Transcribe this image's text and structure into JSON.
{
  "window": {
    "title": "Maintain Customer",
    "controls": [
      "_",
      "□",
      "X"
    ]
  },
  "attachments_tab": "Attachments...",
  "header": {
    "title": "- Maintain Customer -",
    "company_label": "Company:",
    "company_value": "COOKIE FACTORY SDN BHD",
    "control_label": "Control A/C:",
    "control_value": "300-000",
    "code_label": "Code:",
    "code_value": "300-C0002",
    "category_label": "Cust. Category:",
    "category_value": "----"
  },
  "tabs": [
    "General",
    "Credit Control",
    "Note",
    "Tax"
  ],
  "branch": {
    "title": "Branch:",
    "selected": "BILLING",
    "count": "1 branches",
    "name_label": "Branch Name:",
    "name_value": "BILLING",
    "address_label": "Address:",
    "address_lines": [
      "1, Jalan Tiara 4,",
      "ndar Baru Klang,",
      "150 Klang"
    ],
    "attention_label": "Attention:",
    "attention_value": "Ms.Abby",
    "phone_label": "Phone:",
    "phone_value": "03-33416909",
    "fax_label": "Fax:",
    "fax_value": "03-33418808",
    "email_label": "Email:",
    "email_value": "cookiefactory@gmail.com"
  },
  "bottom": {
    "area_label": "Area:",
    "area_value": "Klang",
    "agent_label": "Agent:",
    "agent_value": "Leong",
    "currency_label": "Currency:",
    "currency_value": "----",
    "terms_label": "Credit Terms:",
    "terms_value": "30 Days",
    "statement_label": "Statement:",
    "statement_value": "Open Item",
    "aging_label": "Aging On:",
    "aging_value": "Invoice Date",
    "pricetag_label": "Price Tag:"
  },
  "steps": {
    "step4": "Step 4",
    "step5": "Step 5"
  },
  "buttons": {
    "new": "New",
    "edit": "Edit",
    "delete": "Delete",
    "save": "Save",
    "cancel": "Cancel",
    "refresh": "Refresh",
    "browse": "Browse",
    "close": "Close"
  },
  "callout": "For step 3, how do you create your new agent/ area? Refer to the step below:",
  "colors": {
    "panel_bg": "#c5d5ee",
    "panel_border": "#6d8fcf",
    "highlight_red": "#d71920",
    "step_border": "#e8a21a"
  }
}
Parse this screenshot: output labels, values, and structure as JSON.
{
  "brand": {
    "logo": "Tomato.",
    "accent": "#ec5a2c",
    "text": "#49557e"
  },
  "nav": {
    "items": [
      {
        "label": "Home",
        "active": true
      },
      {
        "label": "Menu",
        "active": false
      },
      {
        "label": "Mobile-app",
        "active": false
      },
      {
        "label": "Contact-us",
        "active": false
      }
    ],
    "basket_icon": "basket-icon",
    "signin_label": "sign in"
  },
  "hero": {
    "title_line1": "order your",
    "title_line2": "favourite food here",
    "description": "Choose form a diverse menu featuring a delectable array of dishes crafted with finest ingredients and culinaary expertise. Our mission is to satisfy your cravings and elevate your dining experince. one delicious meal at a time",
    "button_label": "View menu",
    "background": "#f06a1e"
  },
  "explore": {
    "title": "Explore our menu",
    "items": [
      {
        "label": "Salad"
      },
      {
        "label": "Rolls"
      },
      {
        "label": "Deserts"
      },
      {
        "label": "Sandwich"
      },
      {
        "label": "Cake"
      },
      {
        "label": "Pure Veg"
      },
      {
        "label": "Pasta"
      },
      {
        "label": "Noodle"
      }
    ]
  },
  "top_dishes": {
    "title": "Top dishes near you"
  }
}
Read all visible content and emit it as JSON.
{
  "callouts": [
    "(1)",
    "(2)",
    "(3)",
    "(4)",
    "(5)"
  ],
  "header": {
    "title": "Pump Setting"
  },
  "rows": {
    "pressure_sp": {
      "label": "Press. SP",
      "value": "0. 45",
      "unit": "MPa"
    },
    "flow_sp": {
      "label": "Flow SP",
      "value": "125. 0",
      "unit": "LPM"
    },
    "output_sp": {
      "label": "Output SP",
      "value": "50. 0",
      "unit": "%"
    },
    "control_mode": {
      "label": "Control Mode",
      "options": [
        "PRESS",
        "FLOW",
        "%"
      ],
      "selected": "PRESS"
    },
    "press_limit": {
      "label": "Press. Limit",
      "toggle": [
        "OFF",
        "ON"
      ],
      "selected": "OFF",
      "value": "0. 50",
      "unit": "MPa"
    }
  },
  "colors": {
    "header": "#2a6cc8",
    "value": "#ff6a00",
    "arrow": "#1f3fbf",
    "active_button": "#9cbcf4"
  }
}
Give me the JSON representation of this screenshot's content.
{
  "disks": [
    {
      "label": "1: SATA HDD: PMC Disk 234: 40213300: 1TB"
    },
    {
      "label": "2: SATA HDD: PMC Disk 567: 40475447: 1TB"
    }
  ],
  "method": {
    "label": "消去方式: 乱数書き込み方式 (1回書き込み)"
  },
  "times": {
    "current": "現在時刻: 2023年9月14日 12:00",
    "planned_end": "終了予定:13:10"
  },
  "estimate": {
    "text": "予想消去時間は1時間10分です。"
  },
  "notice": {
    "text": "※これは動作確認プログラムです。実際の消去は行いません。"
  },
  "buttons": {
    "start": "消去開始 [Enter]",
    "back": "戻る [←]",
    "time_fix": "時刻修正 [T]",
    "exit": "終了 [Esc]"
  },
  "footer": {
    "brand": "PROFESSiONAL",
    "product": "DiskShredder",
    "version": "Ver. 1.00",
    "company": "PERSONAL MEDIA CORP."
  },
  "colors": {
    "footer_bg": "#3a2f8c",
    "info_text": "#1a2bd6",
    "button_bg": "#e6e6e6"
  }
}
* * * *
• [WHAT IS BEING ASKED]:
Each line in the entries above that includes the string "BILLING" should be extracted.

• [THE COMPLETED TASK]:
    "selected": "BILLING",
    "name_value": "BILLING",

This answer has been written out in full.